Stored records:
────────────────
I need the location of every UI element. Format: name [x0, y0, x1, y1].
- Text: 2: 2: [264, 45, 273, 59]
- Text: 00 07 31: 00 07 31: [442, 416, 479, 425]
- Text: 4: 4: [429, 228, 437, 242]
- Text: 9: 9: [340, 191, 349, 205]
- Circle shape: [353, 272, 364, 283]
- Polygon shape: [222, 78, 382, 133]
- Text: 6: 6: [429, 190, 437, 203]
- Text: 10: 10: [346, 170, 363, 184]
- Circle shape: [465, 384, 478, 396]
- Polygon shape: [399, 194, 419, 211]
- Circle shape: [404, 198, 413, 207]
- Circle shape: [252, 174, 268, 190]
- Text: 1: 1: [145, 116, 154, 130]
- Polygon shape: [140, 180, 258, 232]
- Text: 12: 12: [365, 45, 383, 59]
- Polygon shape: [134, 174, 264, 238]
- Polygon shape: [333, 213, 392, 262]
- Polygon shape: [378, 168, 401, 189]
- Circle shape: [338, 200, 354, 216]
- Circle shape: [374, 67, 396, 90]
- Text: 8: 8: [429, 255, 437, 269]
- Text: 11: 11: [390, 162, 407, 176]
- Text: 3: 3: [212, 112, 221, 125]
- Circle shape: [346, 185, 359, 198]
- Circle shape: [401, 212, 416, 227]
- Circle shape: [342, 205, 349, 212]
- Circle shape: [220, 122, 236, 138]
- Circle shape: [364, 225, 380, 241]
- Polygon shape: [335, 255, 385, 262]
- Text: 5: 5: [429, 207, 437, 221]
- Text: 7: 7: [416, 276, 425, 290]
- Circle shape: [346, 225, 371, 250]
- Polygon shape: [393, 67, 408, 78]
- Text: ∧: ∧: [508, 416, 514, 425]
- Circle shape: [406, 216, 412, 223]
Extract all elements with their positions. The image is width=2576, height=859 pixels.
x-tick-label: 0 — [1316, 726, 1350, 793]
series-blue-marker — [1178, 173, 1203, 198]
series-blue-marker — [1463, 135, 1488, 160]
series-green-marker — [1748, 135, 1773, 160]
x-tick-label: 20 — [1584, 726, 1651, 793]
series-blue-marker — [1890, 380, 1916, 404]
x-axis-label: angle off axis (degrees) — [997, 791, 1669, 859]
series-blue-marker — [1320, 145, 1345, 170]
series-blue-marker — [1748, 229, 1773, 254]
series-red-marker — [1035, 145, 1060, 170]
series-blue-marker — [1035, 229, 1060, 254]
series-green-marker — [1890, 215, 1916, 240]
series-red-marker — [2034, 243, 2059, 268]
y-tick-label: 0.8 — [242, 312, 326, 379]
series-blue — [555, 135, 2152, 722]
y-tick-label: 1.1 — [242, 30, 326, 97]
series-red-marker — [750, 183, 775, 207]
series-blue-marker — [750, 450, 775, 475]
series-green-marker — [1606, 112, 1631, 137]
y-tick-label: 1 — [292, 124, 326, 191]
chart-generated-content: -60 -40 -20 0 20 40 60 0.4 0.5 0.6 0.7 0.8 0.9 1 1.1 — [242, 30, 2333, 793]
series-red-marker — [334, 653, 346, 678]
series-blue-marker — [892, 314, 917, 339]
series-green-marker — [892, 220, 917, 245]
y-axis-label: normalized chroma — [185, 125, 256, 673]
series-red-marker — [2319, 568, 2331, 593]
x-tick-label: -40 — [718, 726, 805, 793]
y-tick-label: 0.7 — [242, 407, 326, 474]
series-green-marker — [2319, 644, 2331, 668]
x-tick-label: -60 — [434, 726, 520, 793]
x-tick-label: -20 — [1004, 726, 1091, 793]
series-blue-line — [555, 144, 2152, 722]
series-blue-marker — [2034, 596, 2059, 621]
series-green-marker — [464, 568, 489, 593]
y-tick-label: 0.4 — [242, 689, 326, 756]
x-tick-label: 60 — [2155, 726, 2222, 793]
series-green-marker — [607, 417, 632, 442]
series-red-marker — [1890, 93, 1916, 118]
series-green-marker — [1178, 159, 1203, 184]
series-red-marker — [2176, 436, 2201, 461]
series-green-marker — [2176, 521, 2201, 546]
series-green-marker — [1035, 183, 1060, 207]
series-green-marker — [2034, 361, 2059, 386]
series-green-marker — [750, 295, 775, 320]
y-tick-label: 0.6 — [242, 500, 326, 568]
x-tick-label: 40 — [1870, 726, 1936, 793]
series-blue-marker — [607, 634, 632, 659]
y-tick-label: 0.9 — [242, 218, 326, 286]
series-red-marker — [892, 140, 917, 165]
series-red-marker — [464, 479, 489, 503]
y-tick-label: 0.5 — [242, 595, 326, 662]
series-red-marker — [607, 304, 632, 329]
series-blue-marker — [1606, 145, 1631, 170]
────────────────
__Task to complete__.
Set down every line of the entries above word for word, leaving nothing out.

__Exercise output__.
I need the location of every UI element. Format: name [x0, y0, x1, y1].
- Text: 2: 2: [264, 45, 273, 59]
- Text: 00 07 31: 00 07 31: [442, 416, 479, 425]
- Text: 4: 4: [429, 228, 437, 242]
- Text: 9: 9: [340, 191, 349, 205]
- Circle shape: [353, 272, 364, 283]
- Polygon shape: [222, 78, 382, 133]
- Text: 6: 6: [429, 190, 437, 203]
- Text: 10: 10: [346, 170, 363, 184]
- Circle shape: [465, 384, 478, 396]
- Polygon shape: [399, 194, 419, 211]
- Circle shape: [404, 198, 413, 207]
- Circle shape: [252, 174, 268, 190]
- Text: 1: 1: [145, 116, 154, 130]
- Polygon shape: [140, 180, 258, 232]
- Text: 12: 12: [365, 45, 383, 59]
- Polygon shape: [134, 174, 264, 238]
- Polygon shape: [333, 213, 392, 262]
- Polygon shape: [378, 168, 401, 189]
- Circle shape: [338, 200, 354, 216]
- Circle shape: [374, 67, 396, 90]
- Text: 8: 8: [429, 255, 437, 269]
- Text: 11: 11: [390, 162, 407, 176]
- Text: 3: 3: [212, 112, 221, 125]
- Circle shape: [346, 185, 359, 198]
- Circle shape: [401, 212, 416, 227]
- Circle shape: [342, 205, 349, 212]
- Circle shape: [220, 122, 236, 138]
- Circle shape: [364, 225, 380, 241]
- Polygon shape: [335, 255, 385, 262]
- Text: 5: 5: [429, 207, 437, 221]
- Text: 7: 7: [416, 276, 425, 290]
- Circle shape: [346, 225, 371, 250]
- Polygon shape: [393, 67, 408, 78]
- Text: ∧: ∧: [508, 416, 514, 425]
- Circle shape: [406, 216, 412, 223]
Extract all elements with their positions. The image is width=2576, height=859 pixels.
x-tick-label: 0 — [1316, 726, 1350, 793]
series-blue-marker — [1178, 173, 1203, 198]
series-blue-marker — [1463, 135, 1488, 160]
series-green-marker — [1748, 135, 1773, 160]
x-tick-label: 20 — [1584, 726, 1651, 793]
series-blue-marker — [1890, 380, 1916, 404]
x-axis-label: angle off axis (degrees) — [997, 791, 1669, 859]
series-blue-marker — [1320, 145, 1345, 170]
series-blue-marker — [1748, 229, 1773, 254]
series-red-marker — [1035, 145, 1060, 170]
series-blue-marker — [1035, 229, 1060, 254]
series-green-marker — [1890, 215, 1916, 240]
series-red-marker — [2034, 243, 2059, 268]
y-tick-label: 0.8 — [242, 312, 326, 379]
series-blue — [555, 135, 2152, 722]
y-tick-label: 1.1 — [242, 30, 326, 97]
series-red-marker — [750, 183, 775, 207]
series-blue-marker — [750, 450, 775, 475]
series-green-marker — [1606, 112, 1631, 137]
y-tick-label: 1 — [292, 124, 326, 191]
chart-generated-content: -60 -40 -20 0 20 40 60 0.4 0.5 0.6 0.7 0.8 0.9 1 1.1 — [242, 30, 2333, 793]
series-red-marker — [334, 653, 346, 678]
series-blue-marker — [892, 314, 917, 339]
series-green-marker — [892, 220, 917, 245]
y-axis-label: normalized chroma — [185, 125, 256, 673]
series-red-marker — [2319, 568, 2331, 593]
x-tick-label: -40 — [718, 726, 805, 793]
y-tick-label: 0.7 — [242, 407, 326, 474]
series-green-marker — [2319, 644, 2331, 668]
x-tick-label: -60 — [434, 726, 520, 793]
x-tick-label: -20 — [1004, 726, 1091, 793]
series-blue-line — [555, 144, 2152, 722]
series-blue-marker — [2034, 596, 2059, 621]
series-green-marker — [464, 568, 489, 593]
y-tick-label: 0.4 — [242, 689, 326, 756]
x-tick-label: 60 — [2155, 726, 2222, 793]
series-green-marker — [607, 417, 632, 442]
series-red-marker — [1890, 93, 1916, 118]
series-green-marker — [1178, 159, 1203, 184]
series-red-marker — [2176, 436, 2201, 461]
series-green-marker — [2176, 521, 2201, 546]
series-green-marker — [1035, 183, 1060, 207]
series-green-marker — [2034, 361, 2059, 386]
series-green-marker — [750, 295, 775, 320]
y-tick-label: 0.6 — [242, 500, 326, 568]
x-tick-label: 40 — [1870, 726, 1936, 793]
series-blue-marker — [607, 634, 632, 659]
y-tick-label: 0.9 — [242, 218, 326, 286]
series-red-marker — [892, 140, 917, 165]
series-red-marker — [464, 479, 489, 503]
y-tick-label: 0.5 — [242, 595, 326, 662]
series-red-marker — [607, 304, 632, 329]
series-blue-marker — [1606, 145, 1631, 170]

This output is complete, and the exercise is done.